**** Material to process

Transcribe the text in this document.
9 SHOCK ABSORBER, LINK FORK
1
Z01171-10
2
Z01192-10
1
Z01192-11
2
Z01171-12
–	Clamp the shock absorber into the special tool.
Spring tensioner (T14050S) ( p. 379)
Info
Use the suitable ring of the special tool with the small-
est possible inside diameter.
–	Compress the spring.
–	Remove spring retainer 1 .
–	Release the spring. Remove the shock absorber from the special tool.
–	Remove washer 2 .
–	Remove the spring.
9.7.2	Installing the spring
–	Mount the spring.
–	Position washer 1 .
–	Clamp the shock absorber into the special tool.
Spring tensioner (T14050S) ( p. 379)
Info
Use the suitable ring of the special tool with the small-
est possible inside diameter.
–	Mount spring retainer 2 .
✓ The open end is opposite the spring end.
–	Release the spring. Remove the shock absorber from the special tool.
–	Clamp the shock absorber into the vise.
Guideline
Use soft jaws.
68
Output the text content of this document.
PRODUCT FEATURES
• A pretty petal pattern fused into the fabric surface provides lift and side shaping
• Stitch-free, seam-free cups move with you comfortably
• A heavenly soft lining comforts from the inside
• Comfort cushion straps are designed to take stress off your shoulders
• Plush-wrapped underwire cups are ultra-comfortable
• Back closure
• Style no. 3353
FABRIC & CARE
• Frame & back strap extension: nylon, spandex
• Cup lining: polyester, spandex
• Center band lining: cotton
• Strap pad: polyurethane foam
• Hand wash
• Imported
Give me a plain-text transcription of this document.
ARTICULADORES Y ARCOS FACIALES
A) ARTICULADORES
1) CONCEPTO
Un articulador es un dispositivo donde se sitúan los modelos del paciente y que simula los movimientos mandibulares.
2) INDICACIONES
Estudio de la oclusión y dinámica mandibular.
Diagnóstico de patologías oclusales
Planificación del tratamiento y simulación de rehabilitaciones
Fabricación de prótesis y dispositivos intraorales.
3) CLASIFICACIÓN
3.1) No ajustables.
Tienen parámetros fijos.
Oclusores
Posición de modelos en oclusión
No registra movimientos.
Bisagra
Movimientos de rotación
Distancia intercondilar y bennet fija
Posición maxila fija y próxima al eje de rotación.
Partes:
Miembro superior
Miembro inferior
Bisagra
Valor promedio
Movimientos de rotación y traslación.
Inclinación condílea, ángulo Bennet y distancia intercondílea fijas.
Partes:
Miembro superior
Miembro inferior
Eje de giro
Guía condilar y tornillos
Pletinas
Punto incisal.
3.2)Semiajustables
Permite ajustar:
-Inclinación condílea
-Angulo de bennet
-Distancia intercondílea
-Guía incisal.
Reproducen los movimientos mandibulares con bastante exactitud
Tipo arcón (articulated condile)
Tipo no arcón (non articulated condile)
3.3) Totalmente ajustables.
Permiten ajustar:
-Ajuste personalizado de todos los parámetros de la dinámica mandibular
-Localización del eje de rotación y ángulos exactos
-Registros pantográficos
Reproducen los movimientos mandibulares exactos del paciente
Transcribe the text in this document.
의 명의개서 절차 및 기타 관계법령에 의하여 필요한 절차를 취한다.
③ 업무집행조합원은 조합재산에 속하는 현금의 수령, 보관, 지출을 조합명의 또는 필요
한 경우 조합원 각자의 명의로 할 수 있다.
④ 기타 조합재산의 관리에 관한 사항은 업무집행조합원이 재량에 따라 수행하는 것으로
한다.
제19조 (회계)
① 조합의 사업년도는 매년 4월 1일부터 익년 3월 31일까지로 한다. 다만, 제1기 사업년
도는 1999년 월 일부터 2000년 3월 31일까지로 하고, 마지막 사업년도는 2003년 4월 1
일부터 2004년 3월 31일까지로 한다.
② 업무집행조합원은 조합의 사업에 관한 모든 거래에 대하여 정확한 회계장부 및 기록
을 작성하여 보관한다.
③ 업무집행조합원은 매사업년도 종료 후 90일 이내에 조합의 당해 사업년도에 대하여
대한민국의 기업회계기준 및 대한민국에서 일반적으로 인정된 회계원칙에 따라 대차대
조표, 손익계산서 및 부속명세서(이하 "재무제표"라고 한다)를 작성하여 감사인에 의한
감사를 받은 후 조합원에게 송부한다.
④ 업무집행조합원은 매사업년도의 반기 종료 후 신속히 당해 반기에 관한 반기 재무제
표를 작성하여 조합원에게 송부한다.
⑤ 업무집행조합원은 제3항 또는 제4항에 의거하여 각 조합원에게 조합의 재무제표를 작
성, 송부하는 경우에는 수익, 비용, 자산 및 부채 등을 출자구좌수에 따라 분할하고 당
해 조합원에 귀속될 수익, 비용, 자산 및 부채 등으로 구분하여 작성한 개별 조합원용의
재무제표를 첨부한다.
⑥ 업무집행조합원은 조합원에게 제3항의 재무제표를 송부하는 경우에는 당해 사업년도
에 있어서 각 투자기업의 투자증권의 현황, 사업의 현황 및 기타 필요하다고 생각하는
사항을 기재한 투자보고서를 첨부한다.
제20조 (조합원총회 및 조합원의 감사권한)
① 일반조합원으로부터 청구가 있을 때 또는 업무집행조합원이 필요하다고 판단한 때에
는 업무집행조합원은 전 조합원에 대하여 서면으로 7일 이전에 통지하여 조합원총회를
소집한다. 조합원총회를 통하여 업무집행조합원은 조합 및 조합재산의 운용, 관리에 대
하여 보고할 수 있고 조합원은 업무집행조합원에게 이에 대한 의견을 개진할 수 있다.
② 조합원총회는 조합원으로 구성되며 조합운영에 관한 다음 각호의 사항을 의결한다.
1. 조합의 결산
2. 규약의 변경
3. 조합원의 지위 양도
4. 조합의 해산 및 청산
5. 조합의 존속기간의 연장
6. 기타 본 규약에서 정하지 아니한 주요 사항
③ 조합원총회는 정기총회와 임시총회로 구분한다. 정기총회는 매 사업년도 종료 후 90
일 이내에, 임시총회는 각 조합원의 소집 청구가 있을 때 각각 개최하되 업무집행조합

********

Problem: Please output the entire listing exactly as it stands.

Exercise response:
Transcribe the text in this document.
9 SHOCK ABSORBER, LINK FORK
1
Z01171-10
2
Z01192-10
1
Z01192-11
2
Z01171-12
–	Clamp the shock absorber into the special tool.
Spring tensioner (T14050S) ( p. 379)
Info
Use the suitable ring of the special tool with the small-
est possible inside diameter.
–	Compress the spring.
–	Remove spring retainer 1 .
–	Release the spring. Remove the shock absorber from the special tool.
–	Remove washer 2 .
–	Remove the spring.
9.7.2	Installing the spring
–	Mount the spring.
–	Position washer 1 .
–	Clamp the shock absorber into the special tool.
Spring tensioner (T14050S) ( p. 379)
Info
Use the suitable ring of the special tool with the small-
est possible inside diameter.
–	Mount spring retainer 2 .
✓ The open end is opposite the spring end.
–	Release the spring. Remove the shock absorber from the special tool.
–	Clamp the shock absorber into the vise.
Guideline
Use soft jaws.
68
Output the text content of this document.
PRODUCT FEATURES
• A pretty petal pattern fused into the fabric surface provides lift and side shaping
• Stitch-free, seam-free cups move with you comfortably
• A heavenly soft lining comforts from the inside
• Comfort cushion straps are designed to take stress off your shoulders
• Plush-wrapped underwire cups are ultra-comfortable
• Back closure
• Style no. 3353
FABRIC & CARE
• Frame & back strap extension: nylon, spandex
• Cup lining: polyester, spandex
• Center band lining: cotton
• Strap pad: polyurethane foam
• Hand wash
• Imported
Give me a plain-text transcription of this document.
ARTICULADORES Y ARCOS FACIALES
A) ARTICULADORES
1) CONCEPTO
Un articulador es un dispositivo donde se sitúan los modelos del paciente y que simula los movimientos mandibulares.
2) INDICACIONES
Estudio de la oclusión y dinámica mandibular.
Diagnóstico de patologías oclusales
Planificación del tratamiento y simulación de rehabilitaciones
Fabricación de prótesis y dispositivos intraorales.
3) CLASIFICACIÓN
3.1) No ajustables.
Tienen parámetros fijos.
Oclusores
Posición de modelos en oclusión
No registra movimientos.
Bisagra
Movimientos de rotación
Distancia intercondilar y bennet fija
Posición maxila fija y próxima al eje de rotación.
Partes:
Miembro superior
Miembro inferior
Bisagra
Valor promedio
Movimientos de rotación y traslación.
Inclinación condílea, ángulo Bennet y distancia intercondílea fijas.
Partes:
Miembro superior
Miembro inferior
Eje de giro
Guía condilar y tornillos
Pletinas
Punto incisal.
3.2)Semiajustables
Permite ajustar:
-Inclinación condílea
-Angulo de bennet
-Distancia intercondílea
-Guía incisal.
Reproducen los movimientos mandibulares con bastante exactitud
Tipo arcón (articulated condile)
Tipo no arcón (non articulated condile)
3.3) Totalmente ajustables.
Permiten ajustar:
-Ajuste personalizado de todos los parámetros de la dinámica mandibular
-Localización del eje de rotación y ángulos exactos
-Registros pantográficos
Reproducen los movimientos mandibulares exactos del paciente
Transcribe the text in this document.
의 명의개서 절차 및 기타 관계법령에 의하여 필요한 절차를 취한다.
③ 업무집행조합원은 조합재산에 속하는 현금의 수령, 보관, 지출을 조합명의 또는 필요
한 경우 조합원 각자의 명의로 할 수 있다.
④ 기타 조합재산의 관리에 관한 사항은 업무집행조합원이 재량에 따라 수행하는 것으로
한다.
제19조 (회계)
① 조합의 사업년도는 매년 4월 1일부터 익년 3월 31일까지로 한다. 다만, 제1기 사업년
도는 1999년 월 일부터 2000년 3월 31일까지로 하고, 마지막 사업년도는 2003년 4월 1
일부터 2004년 3월 31일까지로 한다.
② 업무집행조합원은 조합의 사업에 관한 모든 거래에 대하여 정확한 회계장부 및 기록
을 작성하여 보관한다.
③ 업무집행조합원은 매사업년도 종료 후 90일 이내에 조합의 당해 사업년도에 대하여
대한민국의 기업회계기준 및 대한민국에서 일반적으로 인정된 회계원칙에 따라 대차대
조표, 손익계산서 및 부속명세서(이하 "재무제표"라고 한다)를 작성하여 감사인에 의한
감사를 받은 후 조합원에게 송부한다.
④ 업무집행조합원은 매사업년도의 반기 종료 후 신속히 당해 반기에 관한 반기 재무제
표를 작성하여 조합원에게 송부한다.
⑤ 업무집행조합원은 제3항 또는 제4항에 의거하여 각 조합원에게 조합의 재무제표를 작
성, 송부하는 경우에는 수익, 비용, 자산 및 부채 등을 출자구좌수에 따라 분할하고 당
해 조합원에 귀속될 수익, 비용, 자산 및 부채 등으로 구분하여 작성한 개별 조합원용의
재무제표를 첨부한다.
⑥ 업무집행조합원은 조합원에게 제3항의 재무제표를 송부하는 경우에는 당해 사업년도
에 있어서 각 투자기업의 투자증권의 현황, 사업의 현황 및 기타 필요하다고 생각하는
사항을 기재한 투자보고서를 첨부한다.
제20조 (조합원총회 및 조합원의 감사권한)
① 일반조합원으로부터 청구가 있을 때 또는 업무집행조합원이 필요하다고 판단한 때에
는 업무집행조합원은 전 조합원에 대하여 서면으로 7일 이전에 통지하여 조합원총회를
소집한다. 조합원총회를 통하여 업무집행조합원은 조합 및 조합재산의 운용, 관리에 대
하여 보고할 수 있고 조합원은 업무집행조합원에게 이에 대한 의견을 개진할 수 있다.
② 조합원총회는 조합원으로 구성되며 조합운영에 관한 다음 각호의 사항을 의결한다.
1. 조합의 결산
2. 규약의 변경
3. 조합원의 지위 양도
4. 조합의 해산 및 청산
5. 조합의 존속기간의 연장
6. 기타 본 규약에서 정하지 아니한 주요 사항
③ 조합원총회는 정기총회와 임시총회로 구분한다. 정기총회는 매 사업년도 종료 후 90
일 이내에, 임시총회는 각 조합원의 소집 청구가 있을 때 각각 개최하되 업무집행조합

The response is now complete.